* **Data extracted from a collection**
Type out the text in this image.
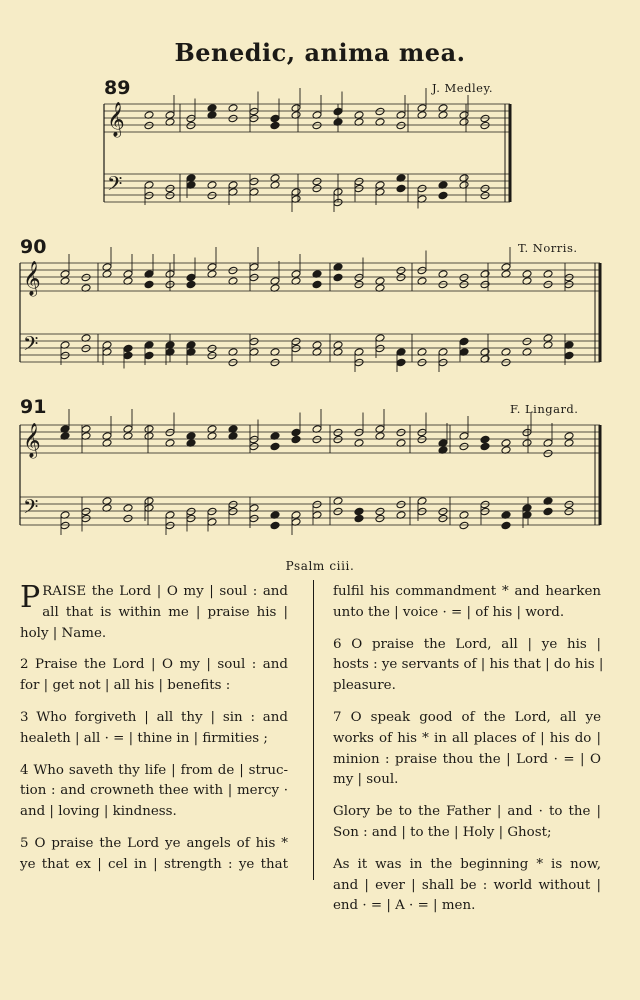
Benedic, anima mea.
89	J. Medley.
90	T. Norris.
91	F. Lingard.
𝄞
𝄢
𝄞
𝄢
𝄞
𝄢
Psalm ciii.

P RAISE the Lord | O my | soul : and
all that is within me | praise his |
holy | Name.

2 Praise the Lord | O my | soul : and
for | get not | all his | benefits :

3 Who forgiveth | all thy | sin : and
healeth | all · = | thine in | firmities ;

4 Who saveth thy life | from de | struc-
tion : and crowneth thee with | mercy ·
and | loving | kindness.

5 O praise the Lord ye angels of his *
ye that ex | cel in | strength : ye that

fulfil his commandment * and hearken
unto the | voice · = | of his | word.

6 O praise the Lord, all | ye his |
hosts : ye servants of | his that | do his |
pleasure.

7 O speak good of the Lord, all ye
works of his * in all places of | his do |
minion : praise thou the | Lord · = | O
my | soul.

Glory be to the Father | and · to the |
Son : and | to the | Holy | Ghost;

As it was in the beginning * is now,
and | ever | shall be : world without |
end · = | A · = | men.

* **TASK STATEMENT**
Transcribe all of the material exactly, leaving out whatever pictures it contains.

* **SOLUTION BELOW**
Type out the text in this image.
Benedic, anima mea.
89	J. Medley.
90	T. Norris.
91	F. Lingard.
𝄞
𝄢
𝄞
𝄢
𝄞
𝄢
Psalm ciii.

P RAISE the Lord | O my | soul : and
all that is within me | praise his |
holy | Name.

2 Praise the Lord | O my | soul : and
for | get not | all his | benefits :

3 Who forgiveth | all thy | sin : and
healeth | all · = | thine in | firmities ;

4 Who saveth thy life | from de | struc-
tion : and crowneth thee with | mercy ·
and | loving | kindness.

5 O praise the Lord ye angels of his *
ye that ex | cel in | strength : ye that

fulfil his commandment * and hearken
unto the | voice · = | of his | word.

6 O praise the Lord, all | ye his |
hosts : ye servants of | his that | do his |
pleasure.

7 O speak good of the Lord, all ye
works of his * in all places of | his do |
minion : praise thou the | Lord · = | O
my | soul.

Glory be to the Father | and · to the |
Son : and | to the | Holy | Ghost;

As it was in the beginning * is now,
and | ever | shall be : world without |
end · = | A · = | men.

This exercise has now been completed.